TASK OBJECTIVE:
From the entries below, copy every line where the string "Copyright" appears.

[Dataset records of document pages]
◆ ◆ ◆ ◆ ◆
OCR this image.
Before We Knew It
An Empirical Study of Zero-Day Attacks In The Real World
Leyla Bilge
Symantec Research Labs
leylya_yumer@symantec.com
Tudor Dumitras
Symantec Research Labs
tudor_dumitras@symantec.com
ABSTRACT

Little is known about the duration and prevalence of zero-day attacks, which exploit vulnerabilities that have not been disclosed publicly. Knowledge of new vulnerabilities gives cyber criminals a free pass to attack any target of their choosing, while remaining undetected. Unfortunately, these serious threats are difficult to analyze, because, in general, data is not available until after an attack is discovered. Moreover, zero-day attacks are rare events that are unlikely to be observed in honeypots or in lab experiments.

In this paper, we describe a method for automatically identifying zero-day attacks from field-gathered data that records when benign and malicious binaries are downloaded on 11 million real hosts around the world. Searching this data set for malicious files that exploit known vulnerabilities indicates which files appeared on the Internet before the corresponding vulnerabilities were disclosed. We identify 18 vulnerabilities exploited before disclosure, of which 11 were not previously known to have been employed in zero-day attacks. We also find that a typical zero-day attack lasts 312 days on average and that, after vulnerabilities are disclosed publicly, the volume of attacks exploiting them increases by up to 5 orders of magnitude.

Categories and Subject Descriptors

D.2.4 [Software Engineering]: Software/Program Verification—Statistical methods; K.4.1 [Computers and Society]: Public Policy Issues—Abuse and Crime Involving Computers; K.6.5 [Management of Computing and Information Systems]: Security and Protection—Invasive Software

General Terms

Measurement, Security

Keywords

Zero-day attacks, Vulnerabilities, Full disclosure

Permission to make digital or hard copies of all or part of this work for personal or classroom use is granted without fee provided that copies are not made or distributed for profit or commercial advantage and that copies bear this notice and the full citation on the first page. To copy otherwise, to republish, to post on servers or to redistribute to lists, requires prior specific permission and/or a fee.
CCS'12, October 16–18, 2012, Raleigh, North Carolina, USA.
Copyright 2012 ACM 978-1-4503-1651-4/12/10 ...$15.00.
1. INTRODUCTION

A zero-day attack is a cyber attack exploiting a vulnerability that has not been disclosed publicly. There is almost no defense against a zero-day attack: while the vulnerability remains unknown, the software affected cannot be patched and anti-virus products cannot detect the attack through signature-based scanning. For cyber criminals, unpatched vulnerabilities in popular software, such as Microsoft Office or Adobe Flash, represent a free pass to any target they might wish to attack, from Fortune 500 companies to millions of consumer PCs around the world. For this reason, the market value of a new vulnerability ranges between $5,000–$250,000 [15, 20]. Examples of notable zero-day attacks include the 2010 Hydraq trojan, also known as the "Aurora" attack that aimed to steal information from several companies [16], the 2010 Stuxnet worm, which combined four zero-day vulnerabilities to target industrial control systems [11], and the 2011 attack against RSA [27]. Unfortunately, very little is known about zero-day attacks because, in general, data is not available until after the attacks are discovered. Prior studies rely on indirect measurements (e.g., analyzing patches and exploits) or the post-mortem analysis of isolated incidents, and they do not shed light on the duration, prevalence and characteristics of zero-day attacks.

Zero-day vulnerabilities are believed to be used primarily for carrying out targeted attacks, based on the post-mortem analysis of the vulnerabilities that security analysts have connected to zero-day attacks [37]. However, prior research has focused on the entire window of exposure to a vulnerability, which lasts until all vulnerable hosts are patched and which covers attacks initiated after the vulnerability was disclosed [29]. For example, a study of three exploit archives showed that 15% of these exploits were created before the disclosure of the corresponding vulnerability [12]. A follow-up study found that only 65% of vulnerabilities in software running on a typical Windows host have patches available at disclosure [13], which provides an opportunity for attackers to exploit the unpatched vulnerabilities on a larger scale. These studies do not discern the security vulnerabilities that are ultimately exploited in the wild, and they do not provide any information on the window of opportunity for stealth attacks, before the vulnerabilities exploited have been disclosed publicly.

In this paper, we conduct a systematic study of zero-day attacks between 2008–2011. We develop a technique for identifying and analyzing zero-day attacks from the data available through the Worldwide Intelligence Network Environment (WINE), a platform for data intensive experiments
◆ ◆ ◆ ◆ ◆
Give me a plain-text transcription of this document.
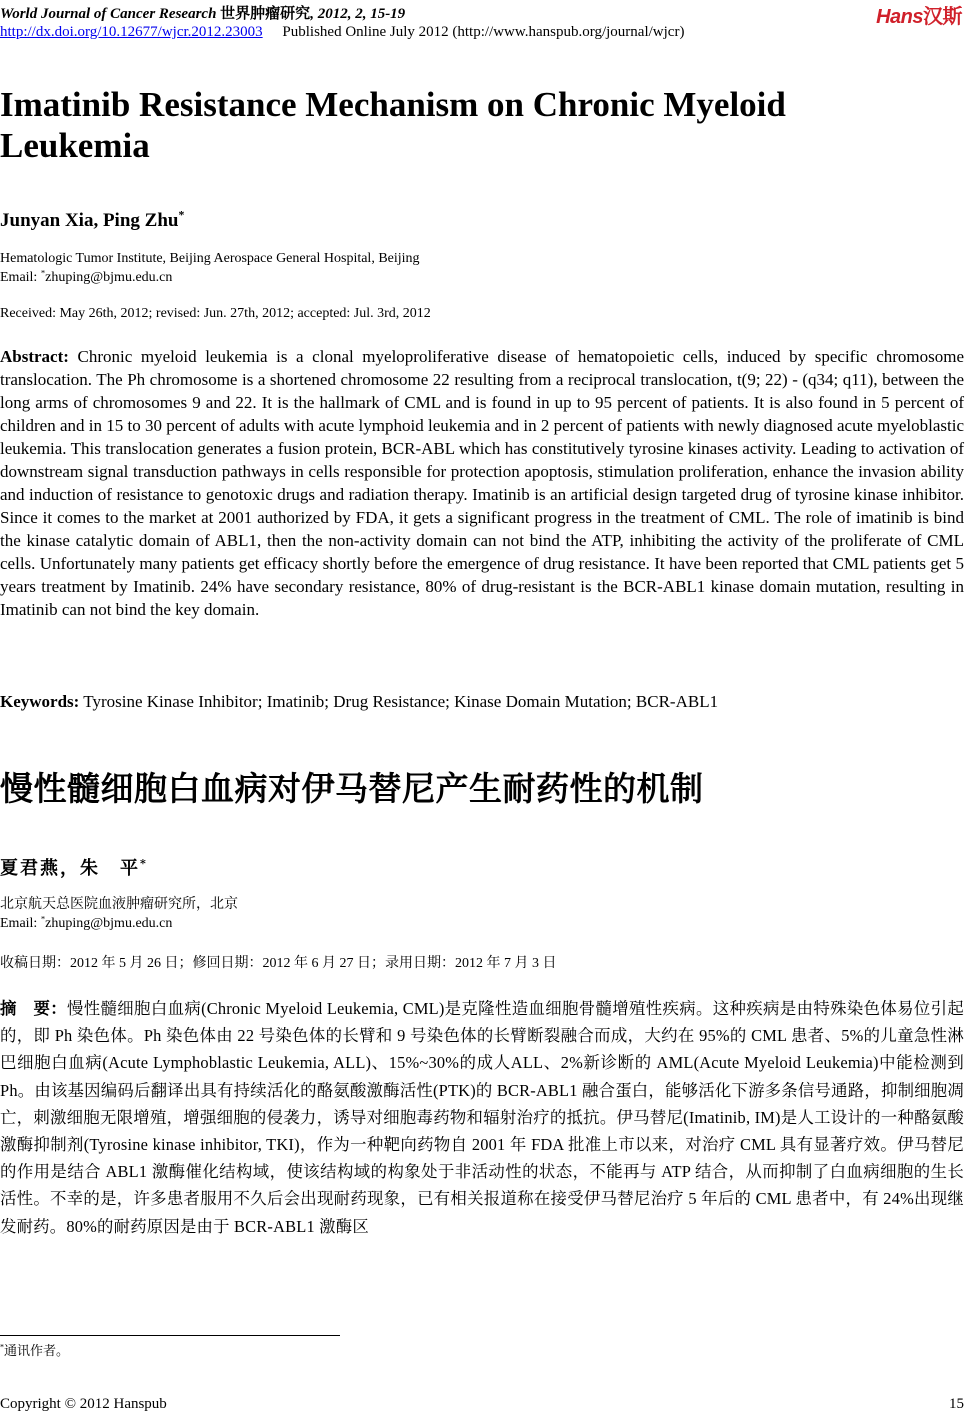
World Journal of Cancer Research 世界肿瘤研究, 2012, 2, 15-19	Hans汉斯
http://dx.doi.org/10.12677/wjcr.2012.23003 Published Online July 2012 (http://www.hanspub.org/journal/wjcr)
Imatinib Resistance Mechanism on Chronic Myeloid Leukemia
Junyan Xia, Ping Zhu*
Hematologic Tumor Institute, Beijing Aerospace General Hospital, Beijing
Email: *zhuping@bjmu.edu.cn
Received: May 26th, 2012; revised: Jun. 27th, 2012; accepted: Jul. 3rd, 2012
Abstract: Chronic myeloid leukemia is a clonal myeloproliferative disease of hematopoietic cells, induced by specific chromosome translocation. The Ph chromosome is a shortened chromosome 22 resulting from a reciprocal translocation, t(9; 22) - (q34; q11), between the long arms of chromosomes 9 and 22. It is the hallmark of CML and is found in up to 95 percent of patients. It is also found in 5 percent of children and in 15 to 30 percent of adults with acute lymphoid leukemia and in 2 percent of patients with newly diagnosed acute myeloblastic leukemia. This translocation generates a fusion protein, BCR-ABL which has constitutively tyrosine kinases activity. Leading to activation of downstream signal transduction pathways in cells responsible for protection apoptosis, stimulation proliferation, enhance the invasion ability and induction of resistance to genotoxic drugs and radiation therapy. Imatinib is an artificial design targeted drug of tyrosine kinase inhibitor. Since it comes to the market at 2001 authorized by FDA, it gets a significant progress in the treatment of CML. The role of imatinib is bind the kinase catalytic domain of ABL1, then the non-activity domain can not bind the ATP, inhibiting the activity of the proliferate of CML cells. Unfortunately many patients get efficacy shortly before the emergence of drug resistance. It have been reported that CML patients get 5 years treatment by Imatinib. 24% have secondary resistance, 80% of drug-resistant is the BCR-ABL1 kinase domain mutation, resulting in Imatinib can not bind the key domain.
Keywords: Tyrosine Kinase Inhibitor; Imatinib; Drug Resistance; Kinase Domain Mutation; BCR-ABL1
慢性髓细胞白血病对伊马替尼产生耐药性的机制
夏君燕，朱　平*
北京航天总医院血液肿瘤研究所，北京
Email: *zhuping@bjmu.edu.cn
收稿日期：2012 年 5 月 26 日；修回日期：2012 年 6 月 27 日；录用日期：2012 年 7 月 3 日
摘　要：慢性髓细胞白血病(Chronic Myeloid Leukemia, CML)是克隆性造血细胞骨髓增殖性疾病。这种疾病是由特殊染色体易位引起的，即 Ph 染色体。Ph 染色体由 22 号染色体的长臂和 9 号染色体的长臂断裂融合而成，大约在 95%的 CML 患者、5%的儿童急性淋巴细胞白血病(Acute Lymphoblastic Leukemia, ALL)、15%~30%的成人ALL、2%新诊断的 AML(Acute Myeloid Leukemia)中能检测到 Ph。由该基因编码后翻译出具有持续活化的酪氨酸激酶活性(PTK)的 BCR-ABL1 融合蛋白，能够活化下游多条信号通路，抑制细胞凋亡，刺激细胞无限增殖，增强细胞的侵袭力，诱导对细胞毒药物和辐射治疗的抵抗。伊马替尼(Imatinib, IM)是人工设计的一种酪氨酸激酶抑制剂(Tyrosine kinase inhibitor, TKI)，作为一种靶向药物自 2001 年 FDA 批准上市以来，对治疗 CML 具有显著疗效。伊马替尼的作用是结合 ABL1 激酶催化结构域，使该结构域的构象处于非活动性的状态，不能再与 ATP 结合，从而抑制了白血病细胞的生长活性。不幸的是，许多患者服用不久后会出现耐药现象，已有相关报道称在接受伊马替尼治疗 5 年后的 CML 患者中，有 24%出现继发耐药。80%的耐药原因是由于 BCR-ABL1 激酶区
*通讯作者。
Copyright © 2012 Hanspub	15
◆ ◆ ◆ ◆ ◆
WRITTEN SOLUTION:
Copyright 2012 ACM 978-1-4503-1651-4/12/10 ...$15.00.
Copyright © 2012 Hanspub	15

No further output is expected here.